**WHAT YOU WILL DO:** What is needed here is an exact copy of every entry.

**SUPPLIED RECORDS:**
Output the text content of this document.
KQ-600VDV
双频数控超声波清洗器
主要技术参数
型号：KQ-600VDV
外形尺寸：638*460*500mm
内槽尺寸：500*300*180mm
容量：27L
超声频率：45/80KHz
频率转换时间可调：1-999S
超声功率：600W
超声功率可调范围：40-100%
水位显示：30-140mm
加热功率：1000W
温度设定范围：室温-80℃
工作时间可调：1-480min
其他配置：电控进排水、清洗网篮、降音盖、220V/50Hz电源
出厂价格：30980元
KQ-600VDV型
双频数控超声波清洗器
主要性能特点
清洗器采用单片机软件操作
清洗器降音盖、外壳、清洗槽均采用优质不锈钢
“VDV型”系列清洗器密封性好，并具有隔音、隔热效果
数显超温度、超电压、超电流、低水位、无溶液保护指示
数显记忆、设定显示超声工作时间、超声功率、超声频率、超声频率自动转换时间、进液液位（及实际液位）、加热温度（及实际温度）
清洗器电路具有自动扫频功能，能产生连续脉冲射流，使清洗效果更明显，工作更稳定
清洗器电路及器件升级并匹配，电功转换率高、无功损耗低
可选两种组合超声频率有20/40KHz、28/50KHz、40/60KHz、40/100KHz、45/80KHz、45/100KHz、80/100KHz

**TASK RESPONSE:**
Output the text content of this document.
KQ-600VDV
双频数控超声波清洗器
主要技术参数
型号：KQ-600VDV
外形尺寸：638*460*500mm
内槽尺寸：500*300*180mm
容量：27L
超声频率：45/80KHz
频率转换时间可调：1-999S
超声功率：600W
超声功率可调范围：40-100%
水位显示：30-140mm
加热功率：1000W
温度设定范围：室温-80℃
工作时间可调：1-480min
其他配置：电控进排水、清洗网篮、降音盖、220V/50Hz电源
出厂价格：30980元
KQ-600VDV型
双频数控超声波清洗器
主要性能特点
清洗器采用单片机软件操作
清洗器降音盖、外壳、清洗槽均采用优质不锈钢
“VDV型”系列清洗器密封性好，并具有隔音、隔热效果
数显超温度、超电压、超电流、低水位、无溶液保护指示
数显记忆、设定显示超声工作时间、超声功率、超声频率、超声频率自动转换时间、进液液位（及实际液位）、加热温度（及实际温度）
清洗器电路具有自动扫频功能，能产生连续脉冲射流，使清洗效果更明显，工作更稳定
清洗器电路及器件升级并匹配，电功转换率高、无功损耗低
可选两种组合超声频率有20/40KHz、28/50KHz、40/60KHz、40/100KHz、45/80KHz、45/100KHz、80/100KHz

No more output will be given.